◆ **Request**: Locate all lines with the word "ylabel" and copy them out.

[A run of records]
►

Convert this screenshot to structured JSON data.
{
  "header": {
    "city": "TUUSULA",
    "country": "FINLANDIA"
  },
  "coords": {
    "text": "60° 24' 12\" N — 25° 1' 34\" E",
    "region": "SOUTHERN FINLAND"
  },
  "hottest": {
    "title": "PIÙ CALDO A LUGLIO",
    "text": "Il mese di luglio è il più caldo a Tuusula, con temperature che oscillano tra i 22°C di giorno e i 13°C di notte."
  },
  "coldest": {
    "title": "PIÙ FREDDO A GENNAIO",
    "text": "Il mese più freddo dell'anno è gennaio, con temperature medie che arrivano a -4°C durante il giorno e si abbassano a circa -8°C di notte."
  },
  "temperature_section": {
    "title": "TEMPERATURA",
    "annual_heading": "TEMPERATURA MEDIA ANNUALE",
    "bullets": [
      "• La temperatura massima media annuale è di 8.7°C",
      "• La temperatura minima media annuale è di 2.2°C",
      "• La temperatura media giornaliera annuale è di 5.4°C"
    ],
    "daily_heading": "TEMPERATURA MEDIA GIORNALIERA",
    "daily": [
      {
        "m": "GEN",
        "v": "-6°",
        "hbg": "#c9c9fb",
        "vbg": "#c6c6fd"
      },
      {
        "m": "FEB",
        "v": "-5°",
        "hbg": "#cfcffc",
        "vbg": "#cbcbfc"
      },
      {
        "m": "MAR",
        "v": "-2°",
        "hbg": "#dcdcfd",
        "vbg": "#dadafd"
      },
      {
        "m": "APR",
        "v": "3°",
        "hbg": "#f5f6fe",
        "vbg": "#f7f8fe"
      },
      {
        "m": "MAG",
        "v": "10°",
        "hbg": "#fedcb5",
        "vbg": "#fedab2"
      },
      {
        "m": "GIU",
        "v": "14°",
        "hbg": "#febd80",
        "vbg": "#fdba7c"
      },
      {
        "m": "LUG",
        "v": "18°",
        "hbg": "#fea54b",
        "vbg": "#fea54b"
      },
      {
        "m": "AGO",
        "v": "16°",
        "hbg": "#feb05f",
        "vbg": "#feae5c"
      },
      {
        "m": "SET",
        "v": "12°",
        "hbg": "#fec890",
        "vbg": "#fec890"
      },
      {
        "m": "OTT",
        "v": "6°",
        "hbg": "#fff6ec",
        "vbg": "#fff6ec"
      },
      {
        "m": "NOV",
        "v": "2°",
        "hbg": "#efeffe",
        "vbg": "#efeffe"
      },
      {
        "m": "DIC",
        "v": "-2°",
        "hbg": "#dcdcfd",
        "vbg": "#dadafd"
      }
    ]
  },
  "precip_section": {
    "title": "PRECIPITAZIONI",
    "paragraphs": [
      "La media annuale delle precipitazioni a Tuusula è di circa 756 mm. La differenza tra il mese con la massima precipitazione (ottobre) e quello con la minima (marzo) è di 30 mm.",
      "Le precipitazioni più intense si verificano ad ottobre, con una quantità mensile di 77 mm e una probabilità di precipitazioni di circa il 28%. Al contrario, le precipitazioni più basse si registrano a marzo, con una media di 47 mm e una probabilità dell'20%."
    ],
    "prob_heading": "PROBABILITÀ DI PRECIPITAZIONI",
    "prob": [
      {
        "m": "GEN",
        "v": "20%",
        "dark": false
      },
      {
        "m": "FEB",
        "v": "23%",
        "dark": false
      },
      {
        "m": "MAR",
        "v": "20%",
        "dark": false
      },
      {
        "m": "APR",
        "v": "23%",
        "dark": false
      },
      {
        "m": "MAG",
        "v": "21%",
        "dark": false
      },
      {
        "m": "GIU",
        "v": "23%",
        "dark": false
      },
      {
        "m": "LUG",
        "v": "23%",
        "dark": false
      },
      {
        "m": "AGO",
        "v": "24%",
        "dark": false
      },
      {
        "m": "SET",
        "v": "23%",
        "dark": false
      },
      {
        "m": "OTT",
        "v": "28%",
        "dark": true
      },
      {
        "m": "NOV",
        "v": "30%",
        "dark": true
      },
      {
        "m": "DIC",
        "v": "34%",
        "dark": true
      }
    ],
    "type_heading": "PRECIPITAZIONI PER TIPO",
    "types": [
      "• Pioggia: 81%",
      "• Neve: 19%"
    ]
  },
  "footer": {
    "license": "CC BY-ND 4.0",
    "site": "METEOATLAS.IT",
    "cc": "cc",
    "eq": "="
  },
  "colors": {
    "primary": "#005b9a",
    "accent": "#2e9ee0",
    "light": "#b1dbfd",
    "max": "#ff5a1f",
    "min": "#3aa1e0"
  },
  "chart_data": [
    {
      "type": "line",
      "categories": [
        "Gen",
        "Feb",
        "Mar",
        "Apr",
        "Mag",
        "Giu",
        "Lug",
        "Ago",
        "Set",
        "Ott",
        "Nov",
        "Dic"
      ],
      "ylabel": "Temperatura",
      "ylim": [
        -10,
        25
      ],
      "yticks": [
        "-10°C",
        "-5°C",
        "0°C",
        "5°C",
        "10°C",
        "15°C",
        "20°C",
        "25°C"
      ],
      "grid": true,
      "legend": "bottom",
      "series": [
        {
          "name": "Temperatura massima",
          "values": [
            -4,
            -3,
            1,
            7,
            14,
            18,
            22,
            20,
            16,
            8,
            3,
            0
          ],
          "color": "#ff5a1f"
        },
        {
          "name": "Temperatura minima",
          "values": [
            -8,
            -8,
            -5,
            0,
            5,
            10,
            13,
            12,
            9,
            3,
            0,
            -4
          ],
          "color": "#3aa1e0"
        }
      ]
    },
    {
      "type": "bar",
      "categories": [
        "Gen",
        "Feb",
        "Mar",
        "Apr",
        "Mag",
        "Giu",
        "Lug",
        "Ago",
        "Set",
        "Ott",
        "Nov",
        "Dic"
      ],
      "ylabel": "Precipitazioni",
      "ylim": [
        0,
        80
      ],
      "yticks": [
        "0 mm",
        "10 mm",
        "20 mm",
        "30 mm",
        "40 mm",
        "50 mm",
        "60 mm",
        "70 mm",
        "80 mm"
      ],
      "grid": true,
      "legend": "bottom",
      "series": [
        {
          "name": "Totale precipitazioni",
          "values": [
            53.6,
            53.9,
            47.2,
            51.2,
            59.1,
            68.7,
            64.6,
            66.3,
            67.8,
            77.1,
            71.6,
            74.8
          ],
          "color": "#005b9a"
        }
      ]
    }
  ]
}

◄

◆ **Correct output**:
      "ylabel": "Temperatura",
      "ylabel": "Precipitazioni",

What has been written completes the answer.